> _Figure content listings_

::::

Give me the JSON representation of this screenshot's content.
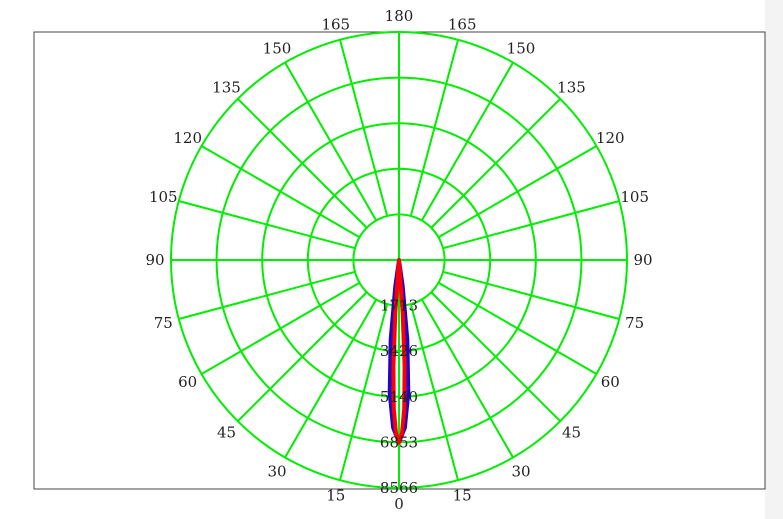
{
  "chart_data": {
    "type": "polar-line",
    "title": "",
    "angle_tick_labels": [
      {
        "angle": 0,
        "label": "0"
      },
      {
        "angle": 15,
        "label": "15"
      },
      {
        "angle": 30,
        "label": "30"
      },
      {
        "angle": 45,
        "label": "45"
      },
      {
        "angle": 60,
        "label": "60"
      },
      {
        "angle": 75,
        "label": "75"
      },
      {
        "angle": 90,
        "label": "90"
      },
      {
        "angle": 105,
        "label": "105"
      },
      {
        "angle": 120,
        "label": "120"
      },
      {
        "angle": 135,
        "label": "135"
      },
      {
        "angle": 150,
        "label": "150"
      },
      {
        "angle": 165,
        "label": "165"
      },
      {
        "angle": 180,
        "label": "180"
      },
      {
        "angle": -165,
        "label": "165"
      },
      {
        "angle": -150,
        "label": "150"
      },
      {
        "angle": -135,
        "label": "135"
      },
      {
        "angle": -120,
        "label": "120"
      },
      {
        "angle": -105,
        "label": "105"
      },
      {
        "angle": -90,
        "label": "90"
      },
      {
        "angle": -75,
        "label": "75"
      },
      {
        "angle": -60,
        "label": "60"
      },
      {
        "angle": -45,
        "label": "45"
      },
      {
        "angle": -30,
        "label": "30"
      },
      {
        "angle": -15,
        "label": "15"
      }
    ],
    "radial_ticks": [
      {
        "value": 1713,
        "label": "1713"
      },
      {
        "value": 3426,
        "label": "3426"
      },
      {
        "value": 5140,
        "label": "5140"
      },
      {
        "value": 6853,
        "label": "6853"
      },
      {
        "value": 8566,
        "label": "8566"
      }
    ],
    "r_max": 8566,
    "grid": true,
    "grid_color": "#00ee00",
    "series": [
      {
        "color": "#2200cc",
        "points": [
          [
            0,
            6853
          ],
          [
            2,
            6300
          ],
          [
            4,
            5000
          ],
          [
            6,
            3000
          ],
          [
            8,
            1000
          ],
          [
            10,
            0
          ],
          [
            -2,
            6300
          ],
          [
            -4,
            5000
          ],
          [
            -6,
            3000
          ],
          [
            -8,
            1000
          ],
          [
            -10,
            0
          ]
        ]
      },
      {
        "color": "#ff0000",
        "points": [
          [
            0,
            6853
          ],
          [
            1,
            6500
          ],
          [
            2,
            5600
          ],
          [
            3,
            4000
          ],
          [
            4,
            2000
          ],
          [
            5,
            0
          ],
          [
            -1,
            6500
          ],
          [
            -2,
            5600
          ],
          [
            -3,
            4000
          ],
          [
            -4,
            2000
          ],
          [
            -5,
            0
          ]
        ]
      }
    ]
  }
}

::::

> _WORK REQUIRED_
Identify the lines of the entries containing the string "value". Copy each such line.

> _SOLUTION FOR THIS EXERCISE_
        "value": 1713,
        "value": 3426,
        "value": 5140,
        "value": 6853,
        "value": 8566,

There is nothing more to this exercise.